[Dataset items]

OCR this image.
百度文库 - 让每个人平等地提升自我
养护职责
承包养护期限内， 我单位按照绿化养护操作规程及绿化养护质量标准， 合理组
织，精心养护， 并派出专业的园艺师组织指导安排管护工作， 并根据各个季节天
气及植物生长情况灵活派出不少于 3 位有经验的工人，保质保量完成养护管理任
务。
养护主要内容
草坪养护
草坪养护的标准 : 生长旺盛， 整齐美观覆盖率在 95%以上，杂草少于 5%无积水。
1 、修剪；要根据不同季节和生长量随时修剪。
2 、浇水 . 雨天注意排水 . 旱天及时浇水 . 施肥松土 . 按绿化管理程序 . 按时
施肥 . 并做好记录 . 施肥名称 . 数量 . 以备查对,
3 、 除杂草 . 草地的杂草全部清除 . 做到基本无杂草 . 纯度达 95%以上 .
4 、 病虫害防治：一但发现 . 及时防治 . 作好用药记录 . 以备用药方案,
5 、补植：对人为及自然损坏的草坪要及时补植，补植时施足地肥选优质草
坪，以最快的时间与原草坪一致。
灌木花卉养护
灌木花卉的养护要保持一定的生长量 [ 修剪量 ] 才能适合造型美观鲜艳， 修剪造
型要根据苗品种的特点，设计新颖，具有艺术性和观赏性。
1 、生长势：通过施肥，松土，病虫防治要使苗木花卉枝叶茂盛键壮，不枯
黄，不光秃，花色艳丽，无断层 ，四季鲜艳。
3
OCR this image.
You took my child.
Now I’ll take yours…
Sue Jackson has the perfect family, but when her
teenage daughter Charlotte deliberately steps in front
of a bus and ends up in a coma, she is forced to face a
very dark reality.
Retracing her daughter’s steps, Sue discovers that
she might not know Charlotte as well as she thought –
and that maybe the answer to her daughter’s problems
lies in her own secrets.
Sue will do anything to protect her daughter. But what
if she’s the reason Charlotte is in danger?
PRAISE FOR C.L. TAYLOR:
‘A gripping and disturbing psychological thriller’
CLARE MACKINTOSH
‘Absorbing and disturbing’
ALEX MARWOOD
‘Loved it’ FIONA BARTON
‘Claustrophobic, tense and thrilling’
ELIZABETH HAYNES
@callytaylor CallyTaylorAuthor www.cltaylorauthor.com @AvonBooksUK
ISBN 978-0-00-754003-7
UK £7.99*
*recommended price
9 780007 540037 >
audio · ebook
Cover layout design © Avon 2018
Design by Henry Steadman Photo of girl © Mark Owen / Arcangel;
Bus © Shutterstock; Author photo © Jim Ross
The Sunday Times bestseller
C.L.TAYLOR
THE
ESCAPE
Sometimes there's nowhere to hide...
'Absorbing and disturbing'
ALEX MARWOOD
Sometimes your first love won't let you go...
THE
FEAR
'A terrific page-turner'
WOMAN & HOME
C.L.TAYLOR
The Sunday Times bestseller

Do this>
Copy and report every line where the word "disturbing" is present.

Answer to the task>
‘A gripping and disturbing psychological thriller’
‘Absorbing and disturbing’
'Absorbing and disturbing'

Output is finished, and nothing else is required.